What you will do
Which lines hold the word "icon"? Copy each one.

--- Data to process ---

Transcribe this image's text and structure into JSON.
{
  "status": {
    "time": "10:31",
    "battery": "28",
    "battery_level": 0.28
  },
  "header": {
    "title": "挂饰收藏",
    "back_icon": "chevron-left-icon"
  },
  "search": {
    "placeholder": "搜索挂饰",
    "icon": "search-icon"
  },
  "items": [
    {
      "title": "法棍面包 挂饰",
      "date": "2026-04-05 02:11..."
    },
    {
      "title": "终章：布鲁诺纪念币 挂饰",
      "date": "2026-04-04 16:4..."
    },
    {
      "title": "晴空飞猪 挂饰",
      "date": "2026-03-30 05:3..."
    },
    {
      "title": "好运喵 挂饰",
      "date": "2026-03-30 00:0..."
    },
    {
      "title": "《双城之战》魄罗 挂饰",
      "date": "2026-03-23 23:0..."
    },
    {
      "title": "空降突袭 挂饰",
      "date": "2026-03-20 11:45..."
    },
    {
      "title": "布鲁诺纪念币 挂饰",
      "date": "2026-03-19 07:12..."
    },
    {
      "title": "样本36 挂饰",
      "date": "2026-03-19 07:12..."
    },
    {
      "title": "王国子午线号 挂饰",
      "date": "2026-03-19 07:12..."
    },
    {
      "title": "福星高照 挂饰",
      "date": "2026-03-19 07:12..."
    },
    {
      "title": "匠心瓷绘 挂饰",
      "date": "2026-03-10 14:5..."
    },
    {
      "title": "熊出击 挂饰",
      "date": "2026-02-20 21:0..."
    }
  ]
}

---

Reply
    "back_icon": "chevron-left-icon"
    "icon": "search-icon"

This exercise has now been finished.